> **TO DO**:
Using the listing below, select the lines with the word "name" and copy them.

##### MATERIAL FOR THIS EXERCISE #####

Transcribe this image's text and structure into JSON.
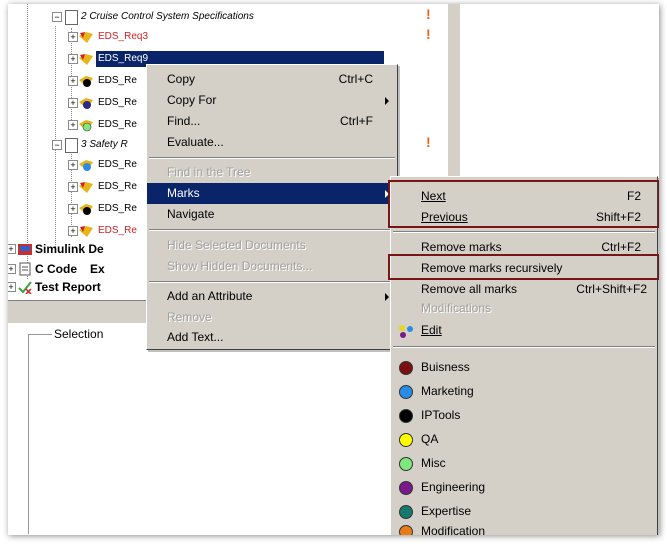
{
  "tree": {
    "section2": {
      "label": "2 Cruise Control System Specifications"
    },
    "section2_items": [
      {
        "label": "EDS_Req3",
        "color": "red",
        "flag": true
      },
      {
        "label": "EDS_Req9",
        "color": "selected",
        "flag": false
      },
      {
        "label": "EDS_Re",
        "color": "black",
        "flag": false
      },
      {
        "label": "EDS_Re",
        "color": "black",
        "flag": false
      },
      {
        "label": "EDS_Re",
        "color": "black",
        "flag": false
      }
    ],
    "section3": {
      "label": "3 Safety R"
    },
    "section3_items": [
      {
        "label": "EDS_Re",
        "color": "black"
      },
      {
        "label": "EDS_Re",
        "color": "black"
      },
      {
        "label": "EDS_Re",
        "color": "black"
      },
      {
        "label": "EDS_Re",
        "color": "red"
      }
    ],
    "root_items": [
      {
        "label": "Simulink De"
      },
      {
        "label": "C Code",
        "suffix": "Ex"
      },
      {
        "label": "Test Report"
      }
    ]
  },
  "selection_label": "Selection",
  "context_menu": {
    "items": [
      {
        "label": "Copy",
        "shortcut": "Ctrl+C"
      },
      {
        "label": "Copy For",
        "submenu": true
      },
      {
        "label": "Find...",
        "shortcut": "Ctrl+F"
      },
      {
        "label": "Evaluate..."
      },
      {
        "label": "Find in the Tree",
        "disabled": true
      },
      {
        "label": "Marks",
        "submenu": true,
        "active": true
      },
      {
        "label": "Navigate"
      },
      {
        "label": "Hide Selected Documents",
        "disabled": true
      },
      {
        "label": "Show Hidden Documents...",
        "disabled": true
      },
      {
        "label": "Add an Attribute",
        "submenu": true
      },
      {
        "label": "Remove",
        "disabled": true
      },
      {
        "label": "Add Text..."
      }
    ]
  },
  "marks_submenu": {
    "next": {
      "label": "Next",
      "shortcut": "F2"
    },
    "previous": {
      "label": "Previous",
      "shortcut": "Shift+F2"
    },
    "remove_marks": {
      "label": "Remove marks",
      "shortcut": "Ctrl+F2"
    },
    "remove_recursive": {
      "label": "Remove marks recursively"
    },
    "remove_all": {
      "label": "Remove all marks",
      "shortcut": "Ctrl+Shift+F2"
    },
    "modifications": {
      "label": "Modifications",
      "disabled": true
    },
    "edit": {
      "label": "Edit"
    },
    "marks": [
      {
        "label": "Buisness",
        "color": "#7b1010"
      },
      {
        "label": "Marketing",
        "color": "#2b8ce8"
      },
      {
        "label": "IPTools",
        "color": "#000000"
      },
      {
        "label": "QA",
        "color": "#ffff00"
      },
      {
        "label": "Misc",
        "color": "#7ee87e"
      },
      {
        "label": "Engineering",
        "color": "#7a1a8a"
      },
      {
        "label": "Expertise",
        "color": "#157a6e"
      },
      {
        "label": "Modification",
        "color": "#e87a1a"
      }
    ]
  }
}
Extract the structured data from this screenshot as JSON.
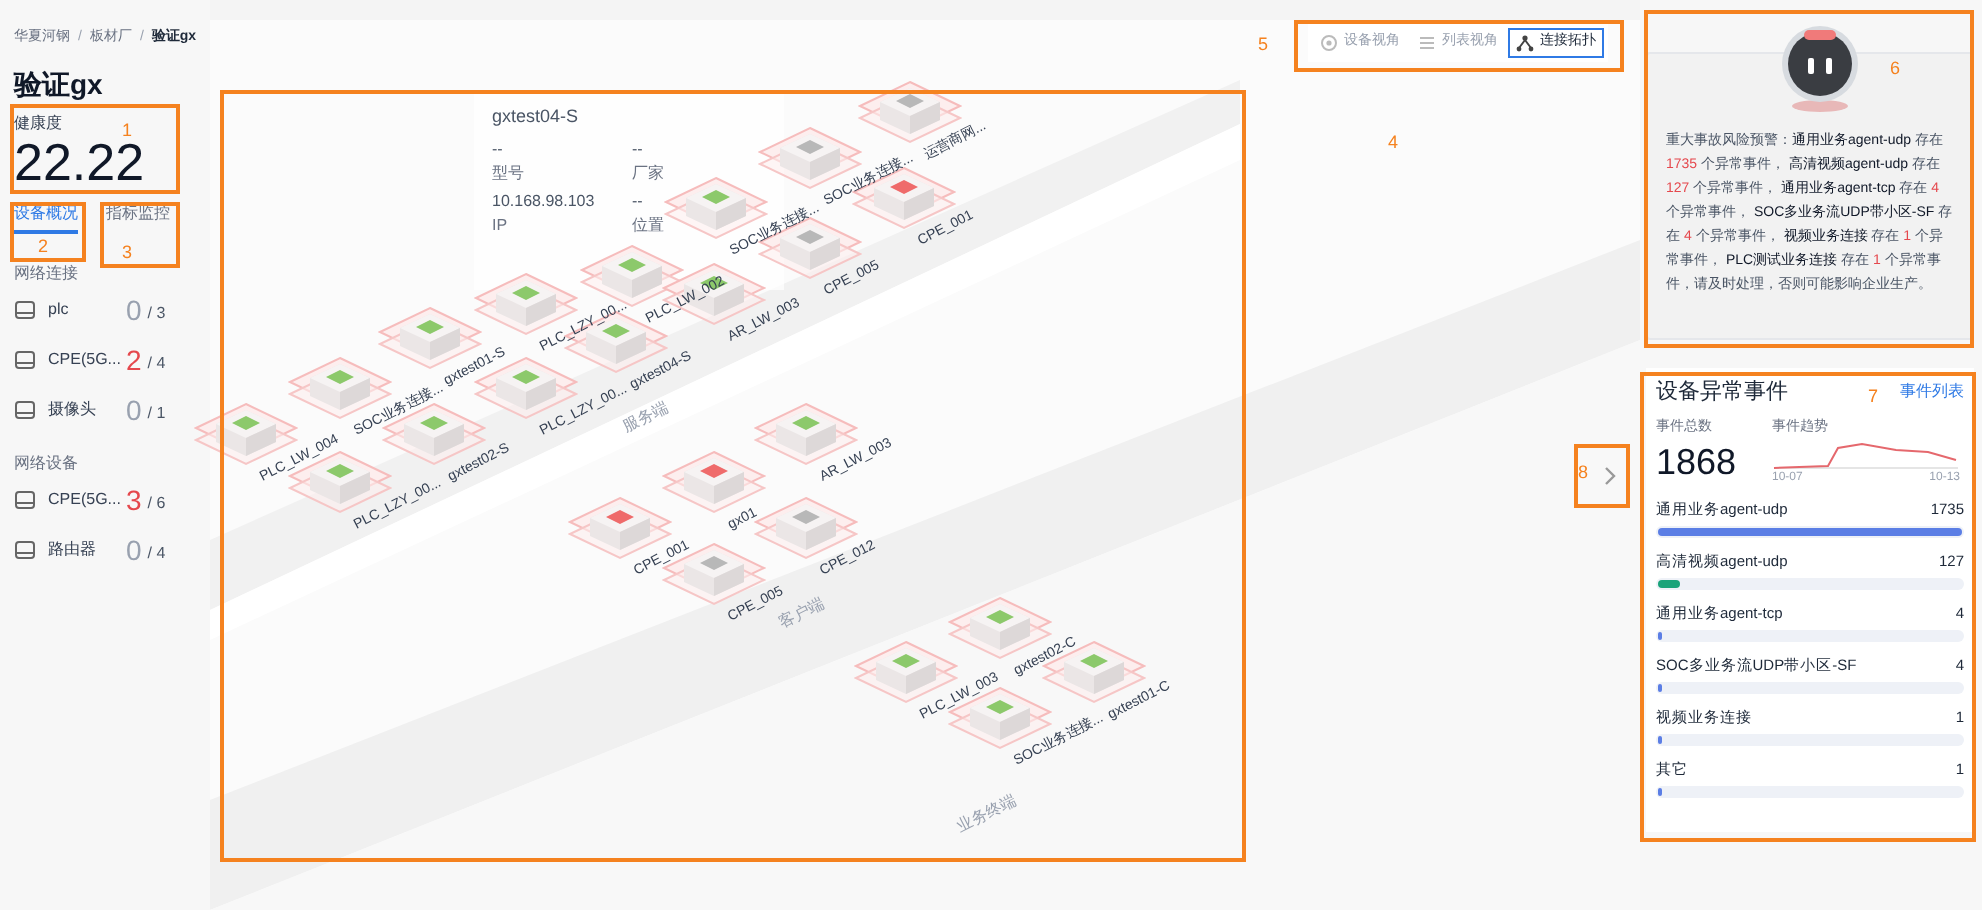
{
  "breadcrumb": [
    {
      "kind": "link",
      "text": "华夏河钢"
    },
    {
      "kind": "separator",
      "text": "/"
    },
    {
      "kind": "link",
      "text": "板材厂"
    },
    {
      "kind": "separator",
      "text": "/"
    },
    {
      "kind": "current",
      "text": "验证gx"
    }
  ],
  "title": "验证gx",
  "health": {
    "label": "健康度",
    "value": "22.22"
  },
  "tabs": [
    {
      "label": "设备概况",
      "selected": true
    },
    {
      "label": "指标监控",
      "selected": false
    }
  ],
  "device_groups": [
    {
      "title": "网络连接",
      "items": [
        {
          "name": "plc",
          "count": "0",
          "total": "/ 3",
          "alert": false
        },
        {
          "name": "CPE(5G...",
          "count": "2",
          "total": "/ 4",
          "alert": true
        },
        {
          "name": "摄像头",
          "count": "0",
          "total": "/ 1",
          "alert": false
        }
      ]
    },
    {
      "title": "网络设备",
      "items": [
        {
          "name": "CPE(5G...",
          "count": "3",
          "total": "/ 6",
          "alert": true
        },
        {
          "name": "路由器",
          "count": "0",
          "total": "/ 4",
          "alert": false
        }
      ]
    }
  ],
  "view_switch": [
    {
      "label": "设备视角",
      "selected": false
    },
    {
      "label": "列表视角",
      "selected": false
    },
    {
      "label": "连接拓扑",
      "selected": true
    }
  ],
  "tooltip": {
    "title": "gxtest04-S",
    "fields": [
      {
        "value": "--",
        "label": "型号"
      },
      {
        "value": "--",
        "label": "厂家"
      },
      {
        "value": "10.168.98.103",
        "label": "IP"
      },
      {
        "value": "--",
        "label": "位置"
      }
    ]
  },
  "topology": {
    "zones": [
      {
        "label": "服务端"
      },
      {
        "label": "客户端"
      },
      {
        "label": "业务终端"
      }
    ],
    "nodes": [
      {
        "label": "运营商网...",
        "color": "#b8b8b8"
      },
      {
        "label": "SOC业务连接...",
        "color": "#b8b8b8"
      },
      {
        "label": "CPE_001",
        "color": "#ef6b6b"
      },
      {
        "label": "SOC业务连接...",
        "color": "#8cc96b"
      },
      {
        "label": "CPE_005",
        "color": "#b8b8b8"
      },
      {
        "label": "PLC_LW_002",
        "color": "#8cc96b"
      },
      {
        "label": "AR_LW_003",
        "color": "#8cc96b"
      },
      {
        "label": "PLC_LZY_00...",
        "color": "#8cc96b"
      },
      {
        "label": "gxtest01-S",
        "color": "#8cc96b"
      },
      {
        "label": "gxtest04-S",
        "color": "#8cc96b"
      },
      {
        "label": "SOC业务连接...",
        "color": "#8cc96b"
      },
      {
        "label": "PLC_LZY_00...",
        "color": "#8cc96b"
      },
      {
        "label": "PLC_LW_004",
        "color": "#8cc96b"
      },
      {
        "label": "gxtest02-S",
        "color": "#8cc96b"
      },
      {
        "label": "PLC_LZY_00...",
        "color": "#8cc96b"
      },
      {
        "label": "AR_LW_003",
        "color": "#8cc96b"
      },
      {
        "label": "gx01",
        "color": "#ef6b6b"
      },
      {
        "label": "CPE_001",
        "color": "#ef6b6b"
      },
      {
        "label": "CPE_012",
        "color": "#b8b8b8"
      },
      {
        "label": "CPE_005",
        "color": "#b8b8b8"
      },
      {
        "label": "gxtest02-C",
        "color": "#8cc96b"
      },
      {
        "label": "PLC_LW_003",
        "color": "#8cc96b"
      },
      {
        "label": "gxtest01-C",
        "color": "#8cc96b"
      },
      {
        "label": "SOC业务连接...",
        "color": "#8cc96b"
      }
    ]
  },
  "alert_card": {
    "segments": [
      {
        "text": "重大事故风险预警：",
        "kind": "plain"
      },
      {
        "text": "通用业务agent-udp",
        "kind": "bold"
      },
      {
        "text": " 存在 ",
        "kind": "plain"
      },
      {
        "text": "1735",
        "kind": "count"
      },
      {
        "text": " 个异常事件， ",
        "kind": "plain"
      },
      {
        "text": "高清视频agent-udp",
        "kind": "bold"
      },
      {
        "text": " 存在 ",
        "kind": "plain"
      },
      {
        "text": "127",
        "kind": "count"
      },
      {
        "text": " 个异常事件， ",
        "kind": "plain"
      },
      {
        "text": "通用业务agent-tcp",
        "kind": "bold"
      },
      {
        "text": " 存在 ",
        "kind": "plain"
      },
      {
        "text": "4",
        "kind": "count"
      },
      {
        "text": " 个异常事件， ",
        "kind": "plain"
      },
      {
        "text": "SOC多业务流UDP带小区-SF",
        "kind": "bold"
      },
      {
        "text": " 存在 ",
        "kind": "plain"
      },
      {
        "text": "4",
        "kind": "count"
      },
      {
        "text": " 个异常事件， ",
        "kind": "plain"
      },
      {
        "text": "视频业务连接",
        "kind": "bold"
      },
      {
        "text": " 存在 ",
        "kind": "plain"
      },
      {
        "text": "1",
        "kind": "count"
      },
      {
        "text": " 个异常事件， ",
        "kind": "plain"
      },
      {
        "text": "PLC测试业务连接",
        "kind": "bold"
      },
      {
        "text": " 存在 ",
        "kind": "plain"
      },
      {
        "text": "1",
        "kind": "count"
      },
      {
        "text": " 个异常事件，请及时处理，否则可能影响企业生产。",
        "kind": "plain"
      }
    ]
  },
  "events": {
    "title": "设备异常事件",
    "link": "事件列表",
    "total_label": "事件总数",
    "total": "1868",
    "trend_label": "事件趋势",
    "trend_start": "10-07",
    "trend_end": "10-13",
    "items": [
      {
        "name": "通用业务agent-udp",
        "count": "1735",
        "level": 1,
        "color": "#5b7ee5"
      },
      {
        "name": "高清视频agent-udp",
        "count": "127",
        "level": 0.07,
        "color": "#1aa37a"
      },
      {
        "name": "通用业务agent-tcp",
        "count": "4",
        "level": 0.002,
        "color": "#5b7ee5"
      },
      {
        "name": "SOC多业务流UDP带小区-SF",
        "count": "4",
        "level": 0.002,
        "color": "#5b7ee5"
      },
      {
        "name": "视频业务连接",
        "count": "1",
        "level": 0.001,
        "color": "#5b7ee5"
      },
      {
        "name": "其它",
        "count": "1",
        "level": 0.001,
        "color": "#5b7ee5"
      }
    ]
  },
  "annotations": [
    {
      "number": "1"
    },
    {
      "number": "2"
    },
    {
      "number": "3"
    },
    {
      "number": "4"
    },
    {
      "number": "5"
    },
    {
      "number": "6"
    },
    {
      "number": "7"
    },
    {
      "number": "8"
    }
  ]
}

#####

> **OUTPUT BELOW**:
          "name": "plc",
          "name": "CPE(5G...",
          "name": "摄像头",
          "name": "CPE(5G...",
          "name": "路由器",
        "name": "通用业务agent-udp",
        "name": "高清视频agent-udp",
        "name": "通用业务agent-tcp",
        "name": "SOC多业务流UDP带小区-SF",
        "name": "视频业务连接",
        "name": "其它",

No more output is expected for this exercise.